> [ENTRIES PROVIDED]:
+--
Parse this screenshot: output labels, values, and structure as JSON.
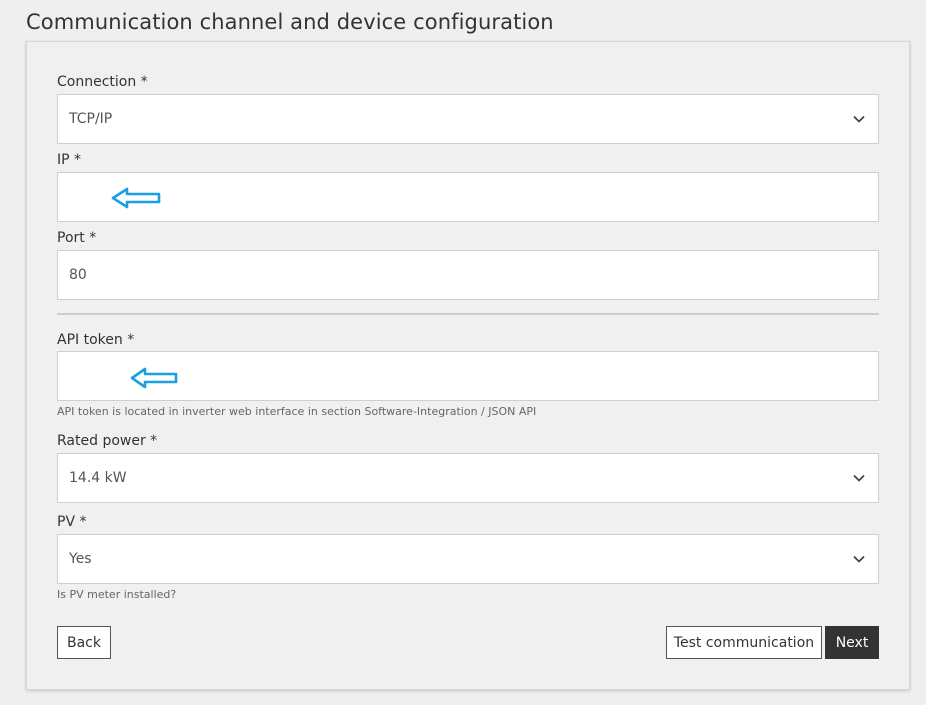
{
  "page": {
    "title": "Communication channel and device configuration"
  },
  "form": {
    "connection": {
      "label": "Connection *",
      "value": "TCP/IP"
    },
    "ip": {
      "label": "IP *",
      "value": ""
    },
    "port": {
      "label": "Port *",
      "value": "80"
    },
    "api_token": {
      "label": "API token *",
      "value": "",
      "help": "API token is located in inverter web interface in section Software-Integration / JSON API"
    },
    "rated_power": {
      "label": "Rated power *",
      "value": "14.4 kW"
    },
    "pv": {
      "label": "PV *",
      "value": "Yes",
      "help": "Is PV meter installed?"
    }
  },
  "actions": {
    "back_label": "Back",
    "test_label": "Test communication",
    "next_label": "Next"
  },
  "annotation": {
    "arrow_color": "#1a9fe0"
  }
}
+--
> [OBJECTIVE]:
Copy out all the data exactly; skip the pictures.

> [FINAL ANSWER]:
Parse this screenshot: output labels, values, and structure as JSON.
{
  "page": {
    "title": "Communication channel and device configuration"
  },
  "form": {
    "connection": {
      "label": "Connection *",
      "value": "TCP/IP"
    },
    "ip": {
      "label": "IP *",
      "value": ""
    },
    "port": {
      "label": "Port *",
      "value": "80"
    },
    "api_token": {
      "label": "API token *",
      "value": "",
      "help": "API token is located in inverter web interface in section Software-Integration / JSON API"
    },
    "rated_power": {
      "label": "Rated power *",
      "value": "14.4 kW"
    },
    "pv": {
      "label": "PV *",
      "value": "Yes",
      "help": "Is PV meter installed?"
    }
  },
  "actions": {
    "back_label": "Back",
    "test_label": "Test communication",
    "next_label": "Next"
  },
  "annotation": {
    "arrow_color": "#1a9fe0"
  }
}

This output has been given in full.